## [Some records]
:::

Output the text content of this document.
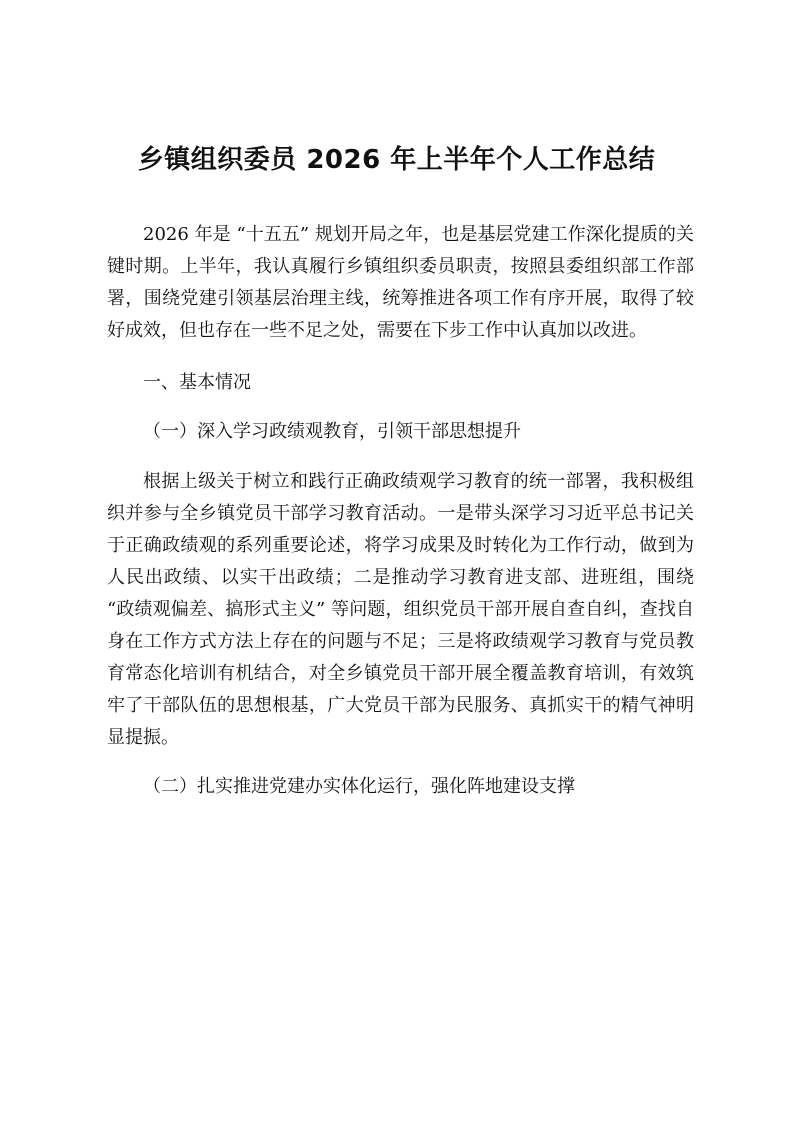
乡镇组织委员 2026 年上半年个人工作总结

2026 年是 “十五五” 规划开局之年，也是基层党建工作深化提质的关键时期。上半年，我认真履行乡镇组织委员职责，按照县委组织部工作部署，围绕党建引领基层治理主线，统筹推进各项工作有序开展，取得了较好成效，但也存在一些不足之处，需要在下步工作中认真加以改进。

一、基本情况

（一）深入学习政绩观教育，引领干部思想提升

根据上级关于树立和践行正确政绩观学习教育的统一部署，我积极组织并参与全乡镇党员干部学习教育活动。一是带头深学习习近平总书记关于正确政绩观的系列重要论述，将学习成果及时转化为工作行动，做到为人民出政绩、以实干出政绩；二是推动学习教育进支部、进班组，围绕 “政绩观偏差、搞形式主义” 等问题，组织党员干部开展自查自纠，查找自身在工作方式方法上存在的问题与不足；三是将政绩观学习教育与党员教育常态化培训有机结合，对全乡镇党员干部开展全覆盖教育培训，有效筑牢了干部队伍的思想根基，广大党员干部为民服务、真抓实干的精气神明显提振。

（二）扎实推进党建办实体化运行，强化阵地建设支撑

:::

## [DIRECTIONS]
Retype every record above exactly as written, but leave out the pictures.

## [THE OUTPUT]
Output the text content of this document.
乡镇组织委员 2026 年上半年个人工作总结

2026 年是 “十五五” 规划开局之年，也是基层党建工作深化提质的关键时期。上半年，我认真履行乡镇组织委员职责，按照县委组织部工作部署，围绕党建引领基层治理主线，统筹推进各项工作有序开展，取得了较好成效，但也存在一些不足之处，需要在下步工作中认真加以改进。

一、基本情况

（一）深入学习政绩观教育，引领干部思想提升

根据上级关于树立和践行正确政绩观学习教育的统一部署，我积极组织并参与全乡镇党员干部学习教育活动。一是带头深学习习近平总书记关于正确政绩观的系列重要论述，将学习成果及时转化为工作行动，做到为人民出政绩、以实干出政绩；二是推动学习教育进支部、进班组，围绕 “政绩观偏差、搞形式主义” 等问题，组织党员干部开展自查自纠，查找自身在工作方式方法上存在的问题与不足；三是将政绩观学习教育与党员教育常态化培训有机结合，对全乡镇党员干部开展全覆盖教育培训，有效筑牢了干部队伍的思想根基，广大党员干部为民服务、真抓实干的精气神明显提振。

（二）扎实推进党建办实体化运行，强化阵地建设支撑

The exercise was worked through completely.